▶ [REQUESTS]:
1) For each statement below, say yes or no to whether it agrees with the text on The Hucksters, and quote the words of that text that decide it. (a) The Hucksters was one of the five biggest box office films of 1947. (b) Jack Conway had never directed Gable before this film. (c) Deborah Kerr was signed largely to replace Greer Garson.
2) Echo the text on The Hucksters from "Gable, Kerr and" to "a tepid romance.", keeping every word unchanged.

▶ [TEXT SHOWN]:
= = = =
The Hucksters (1947)
Gable, Kerr and Gardner make this almost forgotten film one to watch.
"The Hucksters" was an important film for MGM in 1947 and became one of the five biggest box office films of that year. Despite this and a cast that included Clark Gable, Deborah Kerr and Ava Gardner, it is relatively forgotten today. It was important because Clark Gable, Hollywood's biggest star before the war, needed to reestablish his position and the film that was meant to do that had failed. That film was the misnamed "Adventure" with Greer Garson, MGM's top female star at the time, and was promoted with the catch phrase, "Gable's back and Garson's got him". The two stars had no chemistry together and it might have been better to put Gable in a real adventure film rather than a tepid romance.
"The Hucksters" was also the film in which Louis B. Mayer introduced his recently signed actress, Deborah Kerr to American audiences in an MGM film made in Hollywood. She had made "Vacation From Marriage" for a short-lived joint venture between MGM and Alexander Korda in Britain. Though many had seen her in "Black Narcissus', that was not the mass audience and her previous films were shown primarily in Britain. She was, ironically, signed largely to replace Garson, who was now in her forties. The film also introduced Ava Gardner, an up and coming actress who was virtually unknown. It was given to dependable director Jack Conway, who had directed Gable before in "Boom Town" and "Honky Tonk" and had directed "A Tale of Two Cities" among many other hits.
= = = =
▶ [DATA SHOWN]:

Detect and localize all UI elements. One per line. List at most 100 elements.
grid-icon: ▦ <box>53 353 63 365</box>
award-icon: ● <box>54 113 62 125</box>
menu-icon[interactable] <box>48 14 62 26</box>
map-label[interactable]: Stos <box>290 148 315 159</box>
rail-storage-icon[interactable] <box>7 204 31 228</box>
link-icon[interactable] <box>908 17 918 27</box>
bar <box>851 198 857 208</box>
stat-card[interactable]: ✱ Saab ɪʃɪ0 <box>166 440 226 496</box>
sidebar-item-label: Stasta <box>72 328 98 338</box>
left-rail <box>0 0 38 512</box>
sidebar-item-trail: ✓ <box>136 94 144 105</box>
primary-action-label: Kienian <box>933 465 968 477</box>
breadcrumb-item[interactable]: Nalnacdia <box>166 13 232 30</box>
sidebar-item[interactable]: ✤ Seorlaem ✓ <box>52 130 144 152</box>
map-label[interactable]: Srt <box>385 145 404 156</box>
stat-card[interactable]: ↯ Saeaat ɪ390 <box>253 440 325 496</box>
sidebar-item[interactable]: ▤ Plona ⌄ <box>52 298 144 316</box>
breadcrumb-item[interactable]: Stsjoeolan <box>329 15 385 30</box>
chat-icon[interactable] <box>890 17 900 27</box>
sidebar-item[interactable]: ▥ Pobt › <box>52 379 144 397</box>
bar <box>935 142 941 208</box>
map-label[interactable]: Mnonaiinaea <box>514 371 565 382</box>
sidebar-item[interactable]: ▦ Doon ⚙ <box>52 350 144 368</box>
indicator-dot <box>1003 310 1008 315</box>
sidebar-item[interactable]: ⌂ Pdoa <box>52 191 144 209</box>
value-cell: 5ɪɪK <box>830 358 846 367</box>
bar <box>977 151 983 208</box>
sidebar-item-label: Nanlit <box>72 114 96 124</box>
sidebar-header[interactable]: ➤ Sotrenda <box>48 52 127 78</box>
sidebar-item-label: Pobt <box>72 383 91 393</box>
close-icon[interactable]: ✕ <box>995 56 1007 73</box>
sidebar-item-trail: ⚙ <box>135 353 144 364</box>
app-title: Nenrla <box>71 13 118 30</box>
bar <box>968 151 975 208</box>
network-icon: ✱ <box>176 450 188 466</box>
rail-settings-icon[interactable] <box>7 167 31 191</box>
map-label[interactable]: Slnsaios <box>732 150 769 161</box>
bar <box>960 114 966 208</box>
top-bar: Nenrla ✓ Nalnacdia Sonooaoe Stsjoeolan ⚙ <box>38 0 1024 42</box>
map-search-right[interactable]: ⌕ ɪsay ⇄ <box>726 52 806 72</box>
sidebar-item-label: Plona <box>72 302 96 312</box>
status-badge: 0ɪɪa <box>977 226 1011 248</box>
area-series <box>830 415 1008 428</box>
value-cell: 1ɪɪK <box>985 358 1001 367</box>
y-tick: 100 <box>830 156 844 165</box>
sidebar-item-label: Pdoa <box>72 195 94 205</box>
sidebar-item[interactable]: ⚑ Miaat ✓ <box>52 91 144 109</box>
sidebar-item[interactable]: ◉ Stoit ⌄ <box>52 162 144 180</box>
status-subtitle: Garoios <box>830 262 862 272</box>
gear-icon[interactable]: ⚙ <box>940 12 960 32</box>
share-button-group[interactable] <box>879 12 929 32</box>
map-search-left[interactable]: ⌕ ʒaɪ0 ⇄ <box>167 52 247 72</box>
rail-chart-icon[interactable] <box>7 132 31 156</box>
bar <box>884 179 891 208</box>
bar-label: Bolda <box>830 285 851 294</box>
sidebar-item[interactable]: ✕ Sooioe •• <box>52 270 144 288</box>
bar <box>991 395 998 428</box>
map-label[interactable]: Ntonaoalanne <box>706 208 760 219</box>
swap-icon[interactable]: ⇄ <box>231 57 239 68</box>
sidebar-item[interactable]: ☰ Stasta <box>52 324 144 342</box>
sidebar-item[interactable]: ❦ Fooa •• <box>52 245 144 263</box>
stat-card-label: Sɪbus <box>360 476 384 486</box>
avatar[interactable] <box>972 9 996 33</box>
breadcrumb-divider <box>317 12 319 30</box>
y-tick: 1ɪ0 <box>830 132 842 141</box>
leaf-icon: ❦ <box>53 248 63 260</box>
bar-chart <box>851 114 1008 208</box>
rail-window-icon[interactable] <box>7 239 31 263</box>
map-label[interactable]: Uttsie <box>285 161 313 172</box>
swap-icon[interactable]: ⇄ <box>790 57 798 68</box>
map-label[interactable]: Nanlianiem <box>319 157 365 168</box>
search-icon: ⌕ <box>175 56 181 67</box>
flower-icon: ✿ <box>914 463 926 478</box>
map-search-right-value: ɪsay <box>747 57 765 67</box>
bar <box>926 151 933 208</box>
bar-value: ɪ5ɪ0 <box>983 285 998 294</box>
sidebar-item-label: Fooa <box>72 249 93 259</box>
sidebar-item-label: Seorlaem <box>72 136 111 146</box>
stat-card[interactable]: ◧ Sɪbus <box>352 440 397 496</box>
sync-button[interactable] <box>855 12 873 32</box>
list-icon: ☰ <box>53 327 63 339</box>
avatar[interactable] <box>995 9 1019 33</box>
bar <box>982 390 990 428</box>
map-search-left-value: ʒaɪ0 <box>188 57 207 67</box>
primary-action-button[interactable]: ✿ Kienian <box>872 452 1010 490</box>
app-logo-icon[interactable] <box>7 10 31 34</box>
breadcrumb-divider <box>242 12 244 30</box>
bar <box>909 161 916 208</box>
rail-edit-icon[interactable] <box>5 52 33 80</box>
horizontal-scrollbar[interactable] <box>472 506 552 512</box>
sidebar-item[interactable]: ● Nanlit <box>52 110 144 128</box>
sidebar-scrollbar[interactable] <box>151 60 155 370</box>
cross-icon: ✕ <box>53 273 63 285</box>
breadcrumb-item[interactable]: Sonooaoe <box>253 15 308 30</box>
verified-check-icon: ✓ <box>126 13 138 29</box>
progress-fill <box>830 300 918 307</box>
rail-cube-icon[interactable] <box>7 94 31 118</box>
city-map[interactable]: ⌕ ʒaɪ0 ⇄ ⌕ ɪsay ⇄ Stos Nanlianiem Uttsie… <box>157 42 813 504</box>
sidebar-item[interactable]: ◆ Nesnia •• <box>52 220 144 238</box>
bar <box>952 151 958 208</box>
= = = =
▶ [RESULTS BY TASK]:
1)
(a) Yes: "became one of the five biggest box office films of that year"
(b) No: "who had directed Gable before in "Boom Town" and "Honky Tonk""
(c) Yes: "She was, ironically, signed largely to replace Garson"

2)
Gable, Kerr and Gardner make this almost forgotten film one to watch.
"The Hucksters" was an important film for MGM in 1947 and became one of the five biggest box office films of that year. Despite this and a cast that included Clark Gable, Deborah Kerr and Ava Gardner, it is relatively forgotten today. It was important because Clark Gable, Hollywood's biggest star before the war, needed to reestablish his position and the film that was meant to do that had failed. That film was the misnamed "Adventure" with Greer Garson, MGM's top female star at the time, and was promoted with the catch phrase, "Gable's back and Garson's got him". The two stars had no chemistry together and it might have been better to put Gable in a real adventure film rather than a tepid romance.